** start of The records **

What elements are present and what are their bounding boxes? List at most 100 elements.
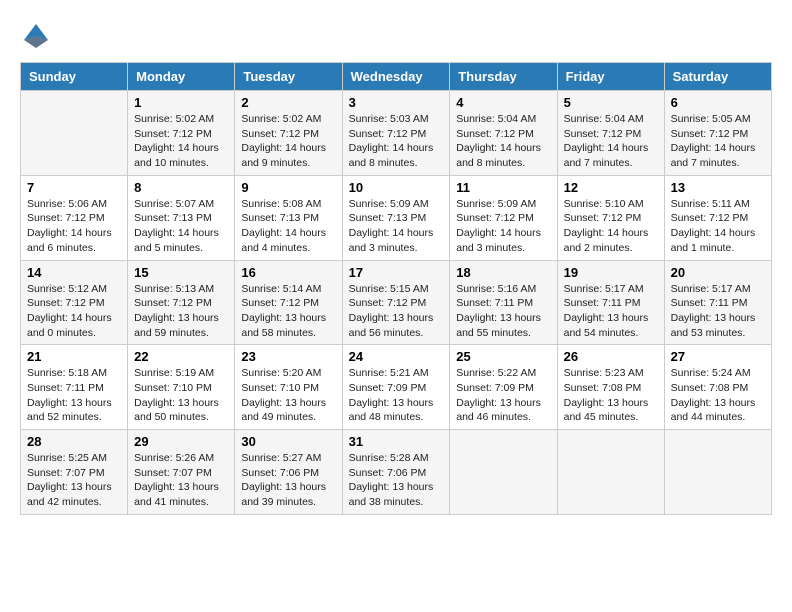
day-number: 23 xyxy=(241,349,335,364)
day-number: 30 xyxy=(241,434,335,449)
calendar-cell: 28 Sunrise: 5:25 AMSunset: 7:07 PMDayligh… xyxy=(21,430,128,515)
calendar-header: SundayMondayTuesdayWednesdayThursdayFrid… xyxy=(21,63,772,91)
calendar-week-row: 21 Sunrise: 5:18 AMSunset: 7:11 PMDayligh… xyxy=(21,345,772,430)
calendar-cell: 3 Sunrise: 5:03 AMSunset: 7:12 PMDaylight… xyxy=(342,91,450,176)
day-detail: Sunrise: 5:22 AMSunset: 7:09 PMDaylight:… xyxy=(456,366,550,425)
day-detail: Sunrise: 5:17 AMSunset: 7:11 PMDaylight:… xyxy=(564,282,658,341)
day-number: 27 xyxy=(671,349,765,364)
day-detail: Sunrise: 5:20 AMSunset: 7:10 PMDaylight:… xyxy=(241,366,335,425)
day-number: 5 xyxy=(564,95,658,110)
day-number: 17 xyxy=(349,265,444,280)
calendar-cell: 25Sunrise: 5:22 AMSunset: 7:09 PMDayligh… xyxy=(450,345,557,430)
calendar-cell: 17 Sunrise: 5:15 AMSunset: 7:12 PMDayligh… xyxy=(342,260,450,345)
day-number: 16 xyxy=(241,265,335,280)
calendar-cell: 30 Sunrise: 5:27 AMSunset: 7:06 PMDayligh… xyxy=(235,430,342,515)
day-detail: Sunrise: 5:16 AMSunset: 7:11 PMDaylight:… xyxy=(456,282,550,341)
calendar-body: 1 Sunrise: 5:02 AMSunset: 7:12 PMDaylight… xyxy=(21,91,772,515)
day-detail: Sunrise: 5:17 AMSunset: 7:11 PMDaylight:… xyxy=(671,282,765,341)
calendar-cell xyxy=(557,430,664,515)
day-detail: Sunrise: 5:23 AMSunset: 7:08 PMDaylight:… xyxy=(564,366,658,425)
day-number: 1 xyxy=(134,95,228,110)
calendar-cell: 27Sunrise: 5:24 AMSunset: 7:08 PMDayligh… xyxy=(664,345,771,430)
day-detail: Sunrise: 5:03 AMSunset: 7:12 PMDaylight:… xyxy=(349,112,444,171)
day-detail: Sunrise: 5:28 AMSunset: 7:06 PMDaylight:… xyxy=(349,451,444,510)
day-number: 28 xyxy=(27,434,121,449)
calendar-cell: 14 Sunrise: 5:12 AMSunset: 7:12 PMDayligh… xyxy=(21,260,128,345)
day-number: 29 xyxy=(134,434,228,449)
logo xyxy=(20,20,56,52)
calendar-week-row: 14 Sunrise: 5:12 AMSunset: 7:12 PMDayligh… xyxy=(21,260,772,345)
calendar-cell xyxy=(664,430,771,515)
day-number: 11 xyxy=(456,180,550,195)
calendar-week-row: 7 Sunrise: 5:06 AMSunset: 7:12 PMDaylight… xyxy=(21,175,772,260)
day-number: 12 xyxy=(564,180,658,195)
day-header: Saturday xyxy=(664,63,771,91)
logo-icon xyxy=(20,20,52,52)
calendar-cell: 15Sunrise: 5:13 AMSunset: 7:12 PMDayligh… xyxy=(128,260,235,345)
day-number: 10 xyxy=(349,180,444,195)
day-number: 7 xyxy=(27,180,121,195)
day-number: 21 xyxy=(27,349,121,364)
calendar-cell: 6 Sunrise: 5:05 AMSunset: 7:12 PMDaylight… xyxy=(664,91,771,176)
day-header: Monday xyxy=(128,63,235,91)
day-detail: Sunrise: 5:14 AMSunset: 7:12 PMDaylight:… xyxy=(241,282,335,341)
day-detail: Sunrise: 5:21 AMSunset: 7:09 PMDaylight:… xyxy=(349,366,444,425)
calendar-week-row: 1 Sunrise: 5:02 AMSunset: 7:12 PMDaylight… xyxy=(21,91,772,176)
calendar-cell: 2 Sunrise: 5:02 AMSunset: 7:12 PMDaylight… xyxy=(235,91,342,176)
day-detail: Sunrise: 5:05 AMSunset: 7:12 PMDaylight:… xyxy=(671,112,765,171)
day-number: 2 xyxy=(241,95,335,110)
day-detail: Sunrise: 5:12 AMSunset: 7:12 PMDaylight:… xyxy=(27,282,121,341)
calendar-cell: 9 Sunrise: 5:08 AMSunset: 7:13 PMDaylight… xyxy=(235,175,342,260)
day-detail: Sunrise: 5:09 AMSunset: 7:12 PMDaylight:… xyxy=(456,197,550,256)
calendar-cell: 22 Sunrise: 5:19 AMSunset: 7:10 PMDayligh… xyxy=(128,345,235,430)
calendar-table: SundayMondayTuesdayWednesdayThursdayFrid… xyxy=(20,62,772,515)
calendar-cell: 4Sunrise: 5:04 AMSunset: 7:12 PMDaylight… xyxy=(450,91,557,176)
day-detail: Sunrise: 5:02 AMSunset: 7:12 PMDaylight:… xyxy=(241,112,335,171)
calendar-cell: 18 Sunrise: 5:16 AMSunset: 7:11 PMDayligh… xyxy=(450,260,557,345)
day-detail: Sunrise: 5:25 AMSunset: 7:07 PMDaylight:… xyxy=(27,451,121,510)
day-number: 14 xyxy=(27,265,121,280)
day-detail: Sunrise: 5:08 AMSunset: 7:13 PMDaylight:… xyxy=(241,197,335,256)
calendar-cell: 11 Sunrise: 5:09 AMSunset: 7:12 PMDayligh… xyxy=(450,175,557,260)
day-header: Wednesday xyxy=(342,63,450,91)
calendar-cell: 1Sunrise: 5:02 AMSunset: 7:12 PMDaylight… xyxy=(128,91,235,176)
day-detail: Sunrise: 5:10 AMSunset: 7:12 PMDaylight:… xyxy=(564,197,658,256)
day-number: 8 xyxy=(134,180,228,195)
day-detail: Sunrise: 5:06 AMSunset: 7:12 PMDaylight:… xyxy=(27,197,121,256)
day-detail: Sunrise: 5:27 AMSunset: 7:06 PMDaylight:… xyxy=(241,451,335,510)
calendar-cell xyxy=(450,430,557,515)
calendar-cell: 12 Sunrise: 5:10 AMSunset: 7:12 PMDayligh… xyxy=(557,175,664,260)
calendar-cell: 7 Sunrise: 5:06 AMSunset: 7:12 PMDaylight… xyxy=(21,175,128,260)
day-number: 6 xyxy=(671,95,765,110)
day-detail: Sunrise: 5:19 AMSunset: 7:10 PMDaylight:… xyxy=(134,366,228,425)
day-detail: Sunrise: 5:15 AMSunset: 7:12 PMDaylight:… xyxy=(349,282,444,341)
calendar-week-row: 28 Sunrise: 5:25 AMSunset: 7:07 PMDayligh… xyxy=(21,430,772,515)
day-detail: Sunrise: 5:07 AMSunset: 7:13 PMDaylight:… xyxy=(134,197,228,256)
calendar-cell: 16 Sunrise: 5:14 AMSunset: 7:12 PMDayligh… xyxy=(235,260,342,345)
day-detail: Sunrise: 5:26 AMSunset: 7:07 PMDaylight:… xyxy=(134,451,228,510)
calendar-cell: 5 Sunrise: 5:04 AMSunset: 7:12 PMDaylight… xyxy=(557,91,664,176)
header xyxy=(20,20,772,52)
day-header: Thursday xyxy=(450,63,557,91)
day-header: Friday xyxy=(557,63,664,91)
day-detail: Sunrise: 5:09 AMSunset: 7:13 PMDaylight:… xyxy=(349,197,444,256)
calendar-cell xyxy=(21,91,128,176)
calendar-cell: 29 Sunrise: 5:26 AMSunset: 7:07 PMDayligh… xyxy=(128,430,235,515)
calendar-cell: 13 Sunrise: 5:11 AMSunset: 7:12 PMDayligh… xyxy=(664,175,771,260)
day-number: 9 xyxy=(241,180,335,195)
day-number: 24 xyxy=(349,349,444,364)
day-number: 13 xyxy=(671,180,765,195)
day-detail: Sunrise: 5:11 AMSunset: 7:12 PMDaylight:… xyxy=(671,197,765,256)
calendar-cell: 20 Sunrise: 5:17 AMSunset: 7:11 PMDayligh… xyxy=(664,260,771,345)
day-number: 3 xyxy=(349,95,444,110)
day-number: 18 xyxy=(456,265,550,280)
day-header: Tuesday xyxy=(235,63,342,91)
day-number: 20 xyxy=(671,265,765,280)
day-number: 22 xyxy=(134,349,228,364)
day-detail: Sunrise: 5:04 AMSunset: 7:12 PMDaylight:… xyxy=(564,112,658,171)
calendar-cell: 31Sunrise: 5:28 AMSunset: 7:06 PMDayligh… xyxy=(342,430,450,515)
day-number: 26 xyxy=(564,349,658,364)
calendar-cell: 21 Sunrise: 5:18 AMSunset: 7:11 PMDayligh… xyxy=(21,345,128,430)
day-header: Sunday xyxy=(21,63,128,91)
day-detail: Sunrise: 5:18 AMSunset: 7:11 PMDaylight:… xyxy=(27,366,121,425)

** end of The records **
** start of The records **

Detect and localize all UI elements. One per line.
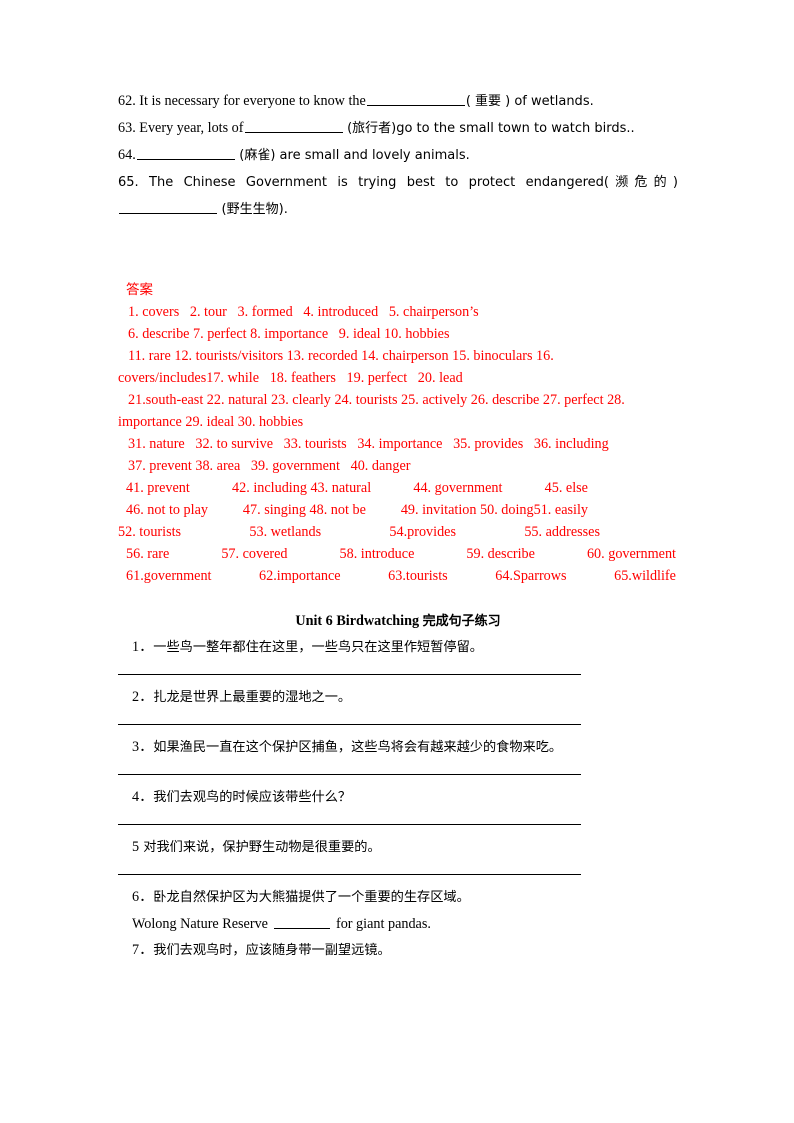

** end of The records **

== Work required ==
Reproduce the lines above, from the line with "What elements are" to the line with "day-number: 16 xyxy=(241,265,335,280)", including both of those lines. Leave out the pictures.

== Solution to this task ==
What elements are present and what are their bounding boxes? List at most 100 elements.
day-number: 23 xyxy=(241,349,335,364)
day-number: 30 xyxy=(241,434,335,449)
calendar-cell: 28 Sunrise: 5:25 AMSunset: 7:07 PMDayligh… xyxy=(21,430,128,515)
calendar-header: SundayMondayTuesdayWednesdayThursdayFrid… xyxy=(21,63,772,91)
calendar-week-row: 21 Sunrise: 5:18 AMSunset: 7:11 PMDayligh… xyxy=(21,345,772,430)
calendar-cell: 3 Sunrise: 5:03 AMSunset: 7:12 PMDaylight… xyxy=(342,91,450,176)
day-detail: Sunrise: 5:22 AMSunset: 7:09 PMDaylight:… xyxy=(456,366,550,425)
day-detail: Sunrise: 5:17 AMSunset: 7:11 PMDaylight:… xyxy=(564,282,658,341)
day-number: 27 xyxy=(671,349,765,364)
day-detail: Sunrise: 5:20 AMSunset: 7:10 PMDaylight:… xyxy=(241,366,335,425)
day-number: 5 xyxy=(564,95,658,110)
day-number: 17 xyxy=(349,265,444,280)
calendar-cell: 25Sunrise: 5:22 AMSunset: 7:09 PMDayligh… xyxy=(450,345,557,430)
calendar-cell: 17 Sunrise: 5:15 AMSunset: 7:12 PMDayligh… xyxy=(342,260,450,345)
day-number: 16 xyxy=(241,265,335,280)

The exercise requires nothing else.